EXERCISE INSTRUCTIONS:
Copy, word for word, the stretch of entries below that opens with the line containing "Identify all the" and closes with the line containing "orders-sell-bar bbox=[114, 764, 119, 769]", with both of those lines included.

Layout dataset entries
===
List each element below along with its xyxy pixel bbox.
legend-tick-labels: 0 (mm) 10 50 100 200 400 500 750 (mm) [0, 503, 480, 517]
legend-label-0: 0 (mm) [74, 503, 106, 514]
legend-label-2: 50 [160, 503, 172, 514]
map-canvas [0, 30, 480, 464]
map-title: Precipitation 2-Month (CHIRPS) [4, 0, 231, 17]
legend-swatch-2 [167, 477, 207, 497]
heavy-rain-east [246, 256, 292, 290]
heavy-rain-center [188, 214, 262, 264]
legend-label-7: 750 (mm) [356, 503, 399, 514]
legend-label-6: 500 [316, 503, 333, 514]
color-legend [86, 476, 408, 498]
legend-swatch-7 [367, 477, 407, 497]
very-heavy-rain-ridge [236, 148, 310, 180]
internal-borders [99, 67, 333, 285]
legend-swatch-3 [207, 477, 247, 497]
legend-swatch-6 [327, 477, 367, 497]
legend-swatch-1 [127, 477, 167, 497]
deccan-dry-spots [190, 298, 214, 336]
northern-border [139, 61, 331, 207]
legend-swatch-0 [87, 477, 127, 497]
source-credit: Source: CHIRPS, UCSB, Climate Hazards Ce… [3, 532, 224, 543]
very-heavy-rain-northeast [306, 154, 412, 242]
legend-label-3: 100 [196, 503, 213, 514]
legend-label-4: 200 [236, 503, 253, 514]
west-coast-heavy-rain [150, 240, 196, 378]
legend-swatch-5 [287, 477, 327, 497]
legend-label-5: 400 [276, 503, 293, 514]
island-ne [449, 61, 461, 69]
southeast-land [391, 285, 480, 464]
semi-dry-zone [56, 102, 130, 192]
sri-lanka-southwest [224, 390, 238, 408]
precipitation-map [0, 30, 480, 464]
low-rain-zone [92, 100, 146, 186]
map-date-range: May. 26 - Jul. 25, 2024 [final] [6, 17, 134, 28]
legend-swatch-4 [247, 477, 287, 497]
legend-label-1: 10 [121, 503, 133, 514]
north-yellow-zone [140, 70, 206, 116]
===
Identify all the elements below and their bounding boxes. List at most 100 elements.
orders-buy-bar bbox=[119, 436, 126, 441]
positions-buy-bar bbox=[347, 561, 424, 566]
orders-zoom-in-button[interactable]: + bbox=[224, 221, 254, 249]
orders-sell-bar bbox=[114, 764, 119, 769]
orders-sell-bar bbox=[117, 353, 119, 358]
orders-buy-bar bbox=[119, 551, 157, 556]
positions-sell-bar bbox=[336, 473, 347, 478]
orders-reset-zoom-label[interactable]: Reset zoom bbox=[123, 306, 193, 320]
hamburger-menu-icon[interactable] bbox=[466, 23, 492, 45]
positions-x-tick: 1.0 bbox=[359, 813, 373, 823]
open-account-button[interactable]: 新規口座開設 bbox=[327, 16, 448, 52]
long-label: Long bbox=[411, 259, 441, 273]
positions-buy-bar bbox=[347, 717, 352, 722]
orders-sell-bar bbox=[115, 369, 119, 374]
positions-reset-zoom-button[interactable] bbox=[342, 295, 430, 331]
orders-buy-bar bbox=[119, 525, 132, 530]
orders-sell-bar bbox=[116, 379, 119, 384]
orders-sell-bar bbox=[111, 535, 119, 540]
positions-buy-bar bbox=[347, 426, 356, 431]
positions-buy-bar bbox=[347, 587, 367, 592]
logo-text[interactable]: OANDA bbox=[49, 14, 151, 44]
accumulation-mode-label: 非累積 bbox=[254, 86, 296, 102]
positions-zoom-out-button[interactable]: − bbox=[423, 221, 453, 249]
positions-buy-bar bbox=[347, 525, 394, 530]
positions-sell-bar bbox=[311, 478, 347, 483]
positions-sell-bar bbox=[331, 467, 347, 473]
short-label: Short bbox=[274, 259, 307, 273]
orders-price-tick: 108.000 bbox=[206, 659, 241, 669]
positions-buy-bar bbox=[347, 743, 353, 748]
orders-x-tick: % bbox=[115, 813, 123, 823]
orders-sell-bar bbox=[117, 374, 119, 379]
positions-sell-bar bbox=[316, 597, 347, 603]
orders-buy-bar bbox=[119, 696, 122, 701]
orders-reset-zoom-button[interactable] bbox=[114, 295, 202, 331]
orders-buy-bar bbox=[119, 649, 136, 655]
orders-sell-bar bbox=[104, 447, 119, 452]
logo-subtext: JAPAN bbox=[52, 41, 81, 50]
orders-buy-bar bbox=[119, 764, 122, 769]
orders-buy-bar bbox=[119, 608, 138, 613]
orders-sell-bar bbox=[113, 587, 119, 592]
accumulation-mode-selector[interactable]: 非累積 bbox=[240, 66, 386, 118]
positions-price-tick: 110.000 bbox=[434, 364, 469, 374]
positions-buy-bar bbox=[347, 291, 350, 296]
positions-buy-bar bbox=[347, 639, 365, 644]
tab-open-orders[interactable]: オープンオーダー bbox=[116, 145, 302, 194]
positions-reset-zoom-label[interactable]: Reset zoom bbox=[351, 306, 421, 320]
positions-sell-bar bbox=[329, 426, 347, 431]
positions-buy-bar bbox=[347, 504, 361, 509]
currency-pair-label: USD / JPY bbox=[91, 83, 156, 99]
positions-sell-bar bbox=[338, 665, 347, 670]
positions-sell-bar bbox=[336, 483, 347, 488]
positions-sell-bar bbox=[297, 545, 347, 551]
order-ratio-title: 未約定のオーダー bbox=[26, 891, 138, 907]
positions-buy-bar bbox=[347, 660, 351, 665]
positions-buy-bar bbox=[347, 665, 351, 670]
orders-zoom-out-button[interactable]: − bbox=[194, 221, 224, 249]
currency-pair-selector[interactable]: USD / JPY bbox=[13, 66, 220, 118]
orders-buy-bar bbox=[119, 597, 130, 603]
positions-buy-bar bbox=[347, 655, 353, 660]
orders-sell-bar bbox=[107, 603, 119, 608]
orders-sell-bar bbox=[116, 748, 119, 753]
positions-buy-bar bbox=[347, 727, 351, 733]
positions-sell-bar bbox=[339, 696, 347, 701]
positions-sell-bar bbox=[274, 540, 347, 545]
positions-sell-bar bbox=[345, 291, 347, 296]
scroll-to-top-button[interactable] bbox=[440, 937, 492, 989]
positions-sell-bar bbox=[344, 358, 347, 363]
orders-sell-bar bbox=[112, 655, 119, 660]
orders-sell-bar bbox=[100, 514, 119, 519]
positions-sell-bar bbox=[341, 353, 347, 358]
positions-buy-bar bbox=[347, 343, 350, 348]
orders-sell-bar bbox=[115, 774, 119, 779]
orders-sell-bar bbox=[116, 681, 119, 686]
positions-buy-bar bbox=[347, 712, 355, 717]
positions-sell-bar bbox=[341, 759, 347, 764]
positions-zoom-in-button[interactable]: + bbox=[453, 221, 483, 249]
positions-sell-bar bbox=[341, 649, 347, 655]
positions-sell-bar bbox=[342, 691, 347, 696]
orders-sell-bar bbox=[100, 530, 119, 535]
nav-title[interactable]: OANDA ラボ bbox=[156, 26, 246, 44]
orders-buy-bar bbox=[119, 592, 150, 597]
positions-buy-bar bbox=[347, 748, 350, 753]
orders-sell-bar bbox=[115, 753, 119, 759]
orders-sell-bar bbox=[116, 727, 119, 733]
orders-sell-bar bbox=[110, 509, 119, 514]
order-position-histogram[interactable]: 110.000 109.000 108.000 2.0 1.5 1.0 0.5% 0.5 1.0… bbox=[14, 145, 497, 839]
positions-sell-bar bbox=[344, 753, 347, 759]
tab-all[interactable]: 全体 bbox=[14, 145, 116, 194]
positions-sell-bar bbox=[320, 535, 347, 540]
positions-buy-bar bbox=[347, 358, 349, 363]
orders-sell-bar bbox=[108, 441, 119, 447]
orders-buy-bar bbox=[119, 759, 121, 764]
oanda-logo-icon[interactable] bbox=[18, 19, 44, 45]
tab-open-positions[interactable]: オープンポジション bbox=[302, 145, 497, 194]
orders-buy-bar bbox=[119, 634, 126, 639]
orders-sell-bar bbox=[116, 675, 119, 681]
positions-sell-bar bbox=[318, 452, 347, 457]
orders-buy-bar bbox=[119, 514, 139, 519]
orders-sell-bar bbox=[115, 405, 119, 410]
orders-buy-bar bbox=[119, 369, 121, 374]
===
SOLUTION FOR THIS EXERCISE:
Identify all the elements below and their bounding boxes. List at most 100 elements.
orders-buy-bar bbox=[119, 436, 126, 441]
positions-buy-bar bbox=[347, 561, 424, 566]
orders-zoom-in-button[interactable]: + bbox=[224, 221, 254, 249]
orders-sell-bar bbox=[114, 764, 119, 769]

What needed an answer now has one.